## Short problem
Collect all lines below with the string "lorsqu".

Entries taken from a collection:
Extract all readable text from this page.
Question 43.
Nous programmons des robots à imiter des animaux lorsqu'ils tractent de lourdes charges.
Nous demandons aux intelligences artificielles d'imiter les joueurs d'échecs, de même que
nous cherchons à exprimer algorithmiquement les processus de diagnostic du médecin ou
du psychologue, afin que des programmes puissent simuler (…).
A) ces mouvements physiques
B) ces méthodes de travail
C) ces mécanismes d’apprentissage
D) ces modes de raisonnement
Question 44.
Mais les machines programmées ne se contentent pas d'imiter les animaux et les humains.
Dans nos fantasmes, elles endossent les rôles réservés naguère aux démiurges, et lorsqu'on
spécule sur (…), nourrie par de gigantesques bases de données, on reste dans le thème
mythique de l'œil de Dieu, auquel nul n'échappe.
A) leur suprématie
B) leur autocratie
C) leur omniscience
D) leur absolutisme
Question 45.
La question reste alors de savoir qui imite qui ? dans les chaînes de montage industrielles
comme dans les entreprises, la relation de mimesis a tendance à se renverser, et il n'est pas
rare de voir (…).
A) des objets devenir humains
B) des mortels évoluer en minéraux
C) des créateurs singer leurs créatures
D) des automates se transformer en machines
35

## Complete output
Nous programmons des robots à imiter des animaux lorsqu'ils tractent de lourdes charges.
Dans nos fantasmes, elles endossent les rôles réservés naguère aux démiurges, et lorsqu'on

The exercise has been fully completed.